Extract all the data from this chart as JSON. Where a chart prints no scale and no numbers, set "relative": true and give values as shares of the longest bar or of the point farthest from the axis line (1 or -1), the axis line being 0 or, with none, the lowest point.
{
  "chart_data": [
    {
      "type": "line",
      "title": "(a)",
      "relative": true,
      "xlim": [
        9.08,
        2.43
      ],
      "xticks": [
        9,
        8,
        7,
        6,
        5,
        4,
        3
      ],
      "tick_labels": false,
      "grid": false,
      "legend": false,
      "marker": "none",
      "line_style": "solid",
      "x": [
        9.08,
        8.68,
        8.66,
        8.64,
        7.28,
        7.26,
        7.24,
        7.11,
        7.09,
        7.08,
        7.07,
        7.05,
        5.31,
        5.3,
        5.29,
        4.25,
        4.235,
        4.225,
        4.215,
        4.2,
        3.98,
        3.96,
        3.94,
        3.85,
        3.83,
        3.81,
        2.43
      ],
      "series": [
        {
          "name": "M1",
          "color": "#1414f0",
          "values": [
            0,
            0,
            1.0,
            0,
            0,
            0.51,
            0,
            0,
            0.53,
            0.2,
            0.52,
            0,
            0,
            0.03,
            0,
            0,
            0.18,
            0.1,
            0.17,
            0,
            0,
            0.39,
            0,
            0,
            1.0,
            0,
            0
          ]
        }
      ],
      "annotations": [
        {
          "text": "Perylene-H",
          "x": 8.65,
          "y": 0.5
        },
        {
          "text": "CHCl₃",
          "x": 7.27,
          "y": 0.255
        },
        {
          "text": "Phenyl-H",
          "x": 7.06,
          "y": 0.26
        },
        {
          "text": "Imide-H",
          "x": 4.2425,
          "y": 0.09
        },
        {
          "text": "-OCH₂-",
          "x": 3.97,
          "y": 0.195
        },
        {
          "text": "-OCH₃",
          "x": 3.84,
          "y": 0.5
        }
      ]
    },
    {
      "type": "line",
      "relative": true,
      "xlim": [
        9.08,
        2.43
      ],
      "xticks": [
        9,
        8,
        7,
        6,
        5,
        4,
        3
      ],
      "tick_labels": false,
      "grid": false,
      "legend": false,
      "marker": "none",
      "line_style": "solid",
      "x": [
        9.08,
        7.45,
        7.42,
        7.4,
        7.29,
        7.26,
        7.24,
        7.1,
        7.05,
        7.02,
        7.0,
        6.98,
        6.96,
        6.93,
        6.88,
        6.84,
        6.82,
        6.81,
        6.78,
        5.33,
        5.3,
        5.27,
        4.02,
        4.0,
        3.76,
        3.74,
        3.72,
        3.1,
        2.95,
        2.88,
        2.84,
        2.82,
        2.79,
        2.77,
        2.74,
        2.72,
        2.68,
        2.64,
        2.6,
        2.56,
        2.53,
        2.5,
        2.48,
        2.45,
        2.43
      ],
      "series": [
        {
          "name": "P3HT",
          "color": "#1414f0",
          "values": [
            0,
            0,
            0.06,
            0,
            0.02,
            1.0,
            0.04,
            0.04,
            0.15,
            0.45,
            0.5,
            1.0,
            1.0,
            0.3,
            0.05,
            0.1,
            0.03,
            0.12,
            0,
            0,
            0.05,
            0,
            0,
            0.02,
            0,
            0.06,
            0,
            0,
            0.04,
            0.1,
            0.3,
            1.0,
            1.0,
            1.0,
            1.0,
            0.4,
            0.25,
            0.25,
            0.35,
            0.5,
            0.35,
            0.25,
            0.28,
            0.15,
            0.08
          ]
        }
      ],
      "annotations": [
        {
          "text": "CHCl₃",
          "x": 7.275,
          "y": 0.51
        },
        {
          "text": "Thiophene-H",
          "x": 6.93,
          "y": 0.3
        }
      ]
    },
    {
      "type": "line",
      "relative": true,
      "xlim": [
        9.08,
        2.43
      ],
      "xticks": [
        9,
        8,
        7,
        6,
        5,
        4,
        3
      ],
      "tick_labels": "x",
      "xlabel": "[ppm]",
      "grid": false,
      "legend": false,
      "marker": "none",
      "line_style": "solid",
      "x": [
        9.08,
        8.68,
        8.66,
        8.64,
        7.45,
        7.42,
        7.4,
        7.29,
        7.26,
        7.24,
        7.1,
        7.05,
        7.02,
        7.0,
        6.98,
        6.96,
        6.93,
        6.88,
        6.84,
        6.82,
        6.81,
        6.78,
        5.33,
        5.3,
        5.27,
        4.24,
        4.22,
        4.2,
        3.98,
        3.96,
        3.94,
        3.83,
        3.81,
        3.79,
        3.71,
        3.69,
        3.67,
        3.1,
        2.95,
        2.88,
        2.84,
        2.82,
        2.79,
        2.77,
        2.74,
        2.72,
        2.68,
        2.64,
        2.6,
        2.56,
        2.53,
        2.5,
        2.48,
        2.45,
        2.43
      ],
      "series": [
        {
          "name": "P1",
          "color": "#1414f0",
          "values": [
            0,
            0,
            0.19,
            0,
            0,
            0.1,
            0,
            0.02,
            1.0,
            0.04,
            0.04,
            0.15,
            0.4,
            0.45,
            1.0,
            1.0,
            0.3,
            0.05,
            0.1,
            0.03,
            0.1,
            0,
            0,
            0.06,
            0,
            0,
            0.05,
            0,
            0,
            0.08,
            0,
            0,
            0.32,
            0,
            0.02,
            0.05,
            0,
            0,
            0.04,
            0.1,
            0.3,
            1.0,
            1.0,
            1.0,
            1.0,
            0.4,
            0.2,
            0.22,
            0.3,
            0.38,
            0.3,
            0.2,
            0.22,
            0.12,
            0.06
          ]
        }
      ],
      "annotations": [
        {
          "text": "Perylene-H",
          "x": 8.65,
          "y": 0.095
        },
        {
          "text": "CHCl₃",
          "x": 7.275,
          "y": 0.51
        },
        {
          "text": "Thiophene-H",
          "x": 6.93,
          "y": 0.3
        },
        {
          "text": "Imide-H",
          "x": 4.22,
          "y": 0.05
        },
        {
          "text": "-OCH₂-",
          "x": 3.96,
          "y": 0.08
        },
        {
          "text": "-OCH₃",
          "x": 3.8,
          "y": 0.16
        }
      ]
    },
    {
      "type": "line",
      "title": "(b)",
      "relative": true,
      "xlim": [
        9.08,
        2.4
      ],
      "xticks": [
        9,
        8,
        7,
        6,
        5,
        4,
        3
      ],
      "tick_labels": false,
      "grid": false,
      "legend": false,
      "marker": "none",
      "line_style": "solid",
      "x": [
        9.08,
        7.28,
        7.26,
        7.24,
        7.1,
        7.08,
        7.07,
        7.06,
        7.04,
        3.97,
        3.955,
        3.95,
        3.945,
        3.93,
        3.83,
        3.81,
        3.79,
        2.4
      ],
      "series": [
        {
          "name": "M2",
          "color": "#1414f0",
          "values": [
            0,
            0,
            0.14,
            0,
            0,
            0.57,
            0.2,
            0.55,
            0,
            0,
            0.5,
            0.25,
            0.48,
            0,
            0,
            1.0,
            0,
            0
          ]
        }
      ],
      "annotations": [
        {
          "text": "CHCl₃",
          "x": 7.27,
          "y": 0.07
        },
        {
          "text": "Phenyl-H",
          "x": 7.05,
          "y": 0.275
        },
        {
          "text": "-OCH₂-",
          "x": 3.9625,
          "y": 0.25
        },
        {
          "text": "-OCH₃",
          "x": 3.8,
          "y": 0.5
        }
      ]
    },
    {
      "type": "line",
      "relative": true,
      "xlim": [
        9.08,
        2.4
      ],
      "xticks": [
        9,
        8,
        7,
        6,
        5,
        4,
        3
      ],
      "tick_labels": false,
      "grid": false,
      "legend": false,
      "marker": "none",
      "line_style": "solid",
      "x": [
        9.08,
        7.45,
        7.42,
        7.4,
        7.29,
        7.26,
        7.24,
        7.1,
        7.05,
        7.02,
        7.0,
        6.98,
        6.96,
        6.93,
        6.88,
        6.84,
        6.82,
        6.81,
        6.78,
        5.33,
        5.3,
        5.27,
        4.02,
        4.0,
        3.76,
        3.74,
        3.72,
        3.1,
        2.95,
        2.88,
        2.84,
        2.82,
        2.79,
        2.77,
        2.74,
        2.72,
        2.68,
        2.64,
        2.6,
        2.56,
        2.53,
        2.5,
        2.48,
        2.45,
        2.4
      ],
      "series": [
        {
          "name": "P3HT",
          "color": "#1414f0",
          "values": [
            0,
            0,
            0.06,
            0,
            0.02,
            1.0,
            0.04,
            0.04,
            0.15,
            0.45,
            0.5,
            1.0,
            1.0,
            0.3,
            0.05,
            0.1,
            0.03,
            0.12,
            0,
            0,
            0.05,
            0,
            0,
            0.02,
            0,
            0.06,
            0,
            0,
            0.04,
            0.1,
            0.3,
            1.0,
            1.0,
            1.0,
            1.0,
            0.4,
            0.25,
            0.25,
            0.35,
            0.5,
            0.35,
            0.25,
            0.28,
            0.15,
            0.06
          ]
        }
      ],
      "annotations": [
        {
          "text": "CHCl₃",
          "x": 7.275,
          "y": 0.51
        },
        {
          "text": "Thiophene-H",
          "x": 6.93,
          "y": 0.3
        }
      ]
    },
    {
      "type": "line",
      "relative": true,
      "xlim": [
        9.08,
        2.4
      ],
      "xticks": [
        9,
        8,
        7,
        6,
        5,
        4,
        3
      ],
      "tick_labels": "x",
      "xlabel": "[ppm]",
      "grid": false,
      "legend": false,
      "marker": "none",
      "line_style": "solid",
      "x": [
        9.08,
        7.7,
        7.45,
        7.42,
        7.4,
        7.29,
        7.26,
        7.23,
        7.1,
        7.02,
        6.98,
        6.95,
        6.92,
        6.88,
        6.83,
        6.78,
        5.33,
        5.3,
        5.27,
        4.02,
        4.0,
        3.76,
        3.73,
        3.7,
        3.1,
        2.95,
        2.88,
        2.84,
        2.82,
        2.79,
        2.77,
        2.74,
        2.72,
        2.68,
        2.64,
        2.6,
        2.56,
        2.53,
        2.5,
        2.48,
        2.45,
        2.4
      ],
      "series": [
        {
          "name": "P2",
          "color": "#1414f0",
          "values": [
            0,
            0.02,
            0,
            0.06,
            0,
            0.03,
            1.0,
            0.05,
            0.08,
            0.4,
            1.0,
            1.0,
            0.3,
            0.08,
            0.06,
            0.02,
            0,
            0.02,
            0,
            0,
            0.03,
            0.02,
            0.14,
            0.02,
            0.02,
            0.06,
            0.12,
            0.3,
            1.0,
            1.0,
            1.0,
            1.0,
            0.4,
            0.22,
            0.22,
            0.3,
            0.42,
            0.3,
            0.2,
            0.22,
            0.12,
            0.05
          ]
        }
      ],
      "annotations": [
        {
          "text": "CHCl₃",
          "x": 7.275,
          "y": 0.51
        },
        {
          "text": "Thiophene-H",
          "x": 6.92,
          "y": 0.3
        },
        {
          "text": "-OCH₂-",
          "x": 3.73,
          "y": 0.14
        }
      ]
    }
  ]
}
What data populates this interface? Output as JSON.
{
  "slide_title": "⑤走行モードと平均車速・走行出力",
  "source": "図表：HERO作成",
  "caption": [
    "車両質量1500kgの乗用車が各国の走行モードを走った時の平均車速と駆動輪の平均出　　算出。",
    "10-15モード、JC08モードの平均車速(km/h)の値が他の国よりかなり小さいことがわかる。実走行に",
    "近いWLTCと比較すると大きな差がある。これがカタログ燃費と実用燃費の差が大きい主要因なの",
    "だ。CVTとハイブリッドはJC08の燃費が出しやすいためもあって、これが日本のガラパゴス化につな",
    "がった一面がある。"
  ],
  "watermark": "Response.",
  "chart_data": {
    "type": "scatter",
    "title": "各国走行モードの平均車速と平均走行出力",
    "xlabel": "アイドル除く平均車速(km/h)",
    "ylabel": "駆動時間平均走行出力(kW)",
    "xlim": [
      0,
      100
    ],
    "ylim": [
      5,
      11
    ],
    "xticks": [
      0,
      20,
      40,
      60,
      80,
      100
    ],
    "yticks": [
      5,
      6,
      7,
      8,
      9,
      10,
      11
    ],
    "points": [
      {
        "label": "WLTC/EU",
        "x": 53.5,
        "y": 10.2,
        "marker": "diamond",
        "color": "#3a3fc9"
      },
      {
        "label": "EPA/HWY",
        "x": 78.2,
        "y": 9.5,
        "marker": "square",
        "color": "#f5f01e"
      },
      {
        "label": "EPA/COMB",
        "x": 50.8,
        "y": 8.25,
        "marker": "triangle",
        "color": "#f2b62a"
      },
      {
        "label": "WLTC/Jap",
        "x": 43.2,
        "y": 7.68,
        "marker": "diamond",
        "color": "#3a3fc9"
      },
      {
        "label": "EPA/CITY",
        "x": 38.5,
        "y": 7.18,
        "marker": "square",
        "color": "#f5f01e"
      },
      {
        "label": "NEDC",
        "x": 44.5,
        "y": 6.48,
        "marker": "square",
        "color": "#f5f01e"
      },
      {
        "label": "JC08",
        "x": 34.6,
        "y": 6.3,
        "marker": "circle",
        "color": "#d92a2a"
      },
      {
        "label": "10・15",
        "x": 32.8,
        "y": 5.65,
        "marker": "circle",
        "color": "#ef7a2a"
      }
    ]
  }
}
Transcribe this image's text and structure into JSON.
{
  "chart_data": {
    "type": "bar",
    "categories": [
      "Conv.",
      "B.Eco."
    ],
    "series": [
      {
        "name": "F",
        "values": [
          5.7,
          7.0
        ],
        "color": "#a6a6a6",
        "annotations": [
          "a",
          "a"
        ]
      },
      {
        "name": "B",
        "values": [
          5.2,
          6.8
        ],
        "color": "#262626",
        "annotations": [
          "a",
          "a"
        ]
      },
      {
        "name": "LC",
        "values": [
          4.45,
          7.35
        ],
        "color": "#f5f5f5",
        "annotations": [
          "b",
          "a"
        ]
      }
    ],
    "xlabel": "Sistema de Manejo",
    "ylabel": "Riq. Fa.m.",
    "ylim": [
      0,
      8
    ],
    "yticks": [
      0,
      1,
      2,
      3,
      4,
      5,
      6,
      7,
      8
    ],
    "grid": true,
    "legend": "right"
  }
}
────────
■ TASK GOAL: Copy exactly, and only, the lines from the one containing "Transcribe this image's" through the last line of the listing.

■ FINISHED EXERCISE:
Transcribe this image's text and structure into JSON.
{
  "chart_data": {
    "type": "bar",
    "categories": [
      "Conv.",
      "B.Eco."
    ],
    "series": [
      {
        "name": "F",
        "values": [
          5.7,
          7.0
        ],
        "color": "#a6a6a6",
        "annotations": [
          "a",
          "a"
        ]
      },
      {
        "name": "B",
        "values": [
          5.2,
          6.8
        ],
        "color": "#262626",
        "annotations": [
          "a",
          "a"
        ]
      },
      {
        "name": "LC",
        "values": [
          4.45,
          7.35
        ],
        "color": "#f5f5f5",
        "annotations": [
          "b",
          "a"
        ]
      }
    ],
    "xlabel": "Sistema de Manejo",
    "ylabel": "Riq. Fa.m.",
    "ylim": [
      0,
      8
    ],
    "yticks": [
      0,
      1,
      2,
      3,
      4,
      5,
      6,
      7,
      8
    ],
    "grid": true,
    "legend": "right"
  }
}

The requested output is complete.